--- Input rows ---

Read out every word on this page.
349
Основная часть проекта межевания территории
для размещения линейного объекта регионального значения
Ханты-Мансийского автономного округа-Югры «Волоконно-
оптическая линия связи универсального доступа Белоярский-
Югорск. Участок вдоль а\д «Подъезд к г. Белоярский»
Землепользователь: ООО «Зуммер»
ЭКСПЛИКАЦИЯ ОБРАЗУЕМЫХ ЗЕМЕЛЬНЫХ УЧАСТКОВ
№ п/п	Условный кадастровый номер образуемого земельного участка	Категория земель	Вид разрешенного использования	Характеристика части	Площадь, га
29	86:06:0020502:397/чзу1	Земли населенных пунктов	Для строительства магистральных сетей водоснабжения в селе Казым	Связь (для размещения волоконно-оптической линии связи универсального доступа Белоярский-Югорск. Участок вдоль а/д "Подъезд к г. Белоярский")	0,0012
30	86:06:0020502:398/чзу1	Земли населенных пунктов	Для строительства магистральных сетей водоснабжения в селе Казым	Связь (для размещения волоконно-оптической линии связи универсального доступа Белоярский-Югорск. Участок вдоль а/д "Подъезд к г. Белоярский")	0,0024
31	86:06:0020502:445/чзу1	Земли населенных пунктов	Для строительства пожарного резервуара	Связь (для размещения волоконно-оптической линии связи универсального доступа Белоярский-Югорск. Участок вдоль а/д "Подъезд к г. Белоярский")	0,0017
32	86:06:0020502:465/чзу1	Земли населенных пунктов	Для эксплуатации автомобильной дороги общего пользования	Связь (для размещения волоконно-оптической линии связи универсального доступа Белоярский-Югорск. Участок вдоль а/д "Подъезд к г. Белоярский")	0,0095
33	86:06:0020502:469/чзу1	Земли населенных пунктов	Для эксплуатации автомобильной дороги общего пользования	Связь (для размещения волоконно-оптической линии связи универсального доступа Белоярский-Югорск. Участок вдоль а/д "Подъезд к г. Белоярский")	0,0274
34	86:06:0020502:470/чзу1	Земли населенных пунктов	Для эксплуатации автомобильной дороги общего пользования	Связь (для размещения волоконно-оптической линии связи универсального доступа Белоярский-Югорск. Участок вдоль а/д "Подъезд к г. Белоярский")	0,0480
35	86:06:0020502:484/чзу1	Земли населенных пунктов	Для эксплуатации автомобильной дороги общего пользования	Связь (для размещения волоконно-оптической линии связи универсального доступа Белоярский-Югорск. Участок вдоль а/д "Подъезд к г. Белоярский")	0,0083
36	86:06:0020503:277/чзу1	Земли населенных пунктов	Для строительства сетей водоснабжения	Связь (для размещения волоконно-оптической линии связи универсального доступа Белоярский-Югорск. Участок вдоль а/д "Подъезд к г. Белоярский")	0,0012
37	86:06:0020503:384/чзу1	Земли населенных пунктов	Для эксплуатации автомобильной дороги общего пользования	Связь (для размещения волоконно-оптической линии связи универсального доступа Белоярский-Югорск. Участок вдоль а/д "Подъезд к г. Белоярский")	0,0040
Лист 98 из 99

---

→ **Work required**
Your task is to output all of the data above word for word.

→ **Problem solution**
Read out every word on this page.
349
Основная часть проекта межевания территории
для размещения линейного объекта регионального значения
Ханты-Мансийского автономного округа-Югры «Волоконно-
оптическая линия связи универсального доступа Белоярский-
Югорск. Участок вдоль а\д «Подъезд к г. Белоярский»
Землепользователь: ООО «Зуммер»
ЭКСПЛИКАЦИЯ ОБРАЗУЕМЫХ ЗЕМЕЛЬНЫХ УЧАСТКОВ
№ п/п	Условный кадастровый номер образуемого земельного участка	Категория земель	Вид разрешенного использования	Характеристика части	Площадь, га
29	86:06:0020502:397/чзу1	Земли населенных пунктов	Для строительства магистральных сетей водоснабжения в селе Казым	Связь (для размещения волоконно-оптической линии связи универсального доступа Белоярский-Югорск. Участок вдоль а/д "Подъезд к г. Белоярский")	0,0012
30	86:06:0020502:398/чзу1	Земли населенных пунктов	Для строительства магистральных сетей водоснабжения в селе Казым	Связь (для размещения волоконно-оптической линии связи универсального доступа Белоярский-Югорск. Участок вдоль а/д "Подъезд к г. Белоярский")	0,0024
31	86:06:0020502:445/чзу1	Земли населенных пунктов	Для строительства пожарного резервуара	Связь (для размещения волоконно-оптической линии связи универсального доступа Белоярский-Югорск. Участок вдоль а/д "Подъезд к г. Белоярский")	0,0017
32	86:06:0020502:465/чзу1	Земли населенных пунктов	Для эксплуатации автомобильной дороги общего пользования	Связь (для размещения волоконно-оптической линии связи универсального доступа Белоярский-Югорск. Участок вдоль а/д "Подъезд к г. Белоярский")	0,0095
33	86:06:0020502:469/чзу1	Земли населенных пунктов	Для эксплуатации автомобильной дороги общего пользования	Связь (для размещения волоконно-оптической линии связи универсального доступа Белоярский-Югорск. Участок вдоль а/д "Подъезд к г. Белоярский")	0,0274
34	86:06:0020502:470/чзу1	Земли населенных пунктов	Для эксплуатации автомобильной дороги общего пользования	Связь (для размещения волоконно-оптической линии связи универсального доступа Белоярский-Югорск. Участок вдоль а/д "Подъезд к г. Белоярский")	0,0480
35	86:06:0020502:484/чзу1	Земли населенных пунктов	Для эксплуатации автомобильной дороги общего пользования	Связь (для размещения волоконно-оптической линии связи универсального доступа Белоярский-Югорск. Участок вдоль а/д "Подъезд к г. Белоярский")	0,0083
36	86:06:0020503:277/чзу1	Земли населенных пунктов	Для строительства сетей водоснабжения	Связь (для размещения волоконно-оптической линии связи универсального доступа Белоярский-Югорск. Участок вдоль а/д "Подъезд к г. Белоярский")	0,0012
37	86:06:0020503:384/чзу1	Земли населенных пунктов	Для эксплуатации автомобильной дороги общего пользования	Связь (для размещения волоконно-оптической линии связи универсального доступа Белоярский-Югорск. Участок вдоль а/д "Подъезд к г. Белоярский")	0,0040
Лист 98 из 99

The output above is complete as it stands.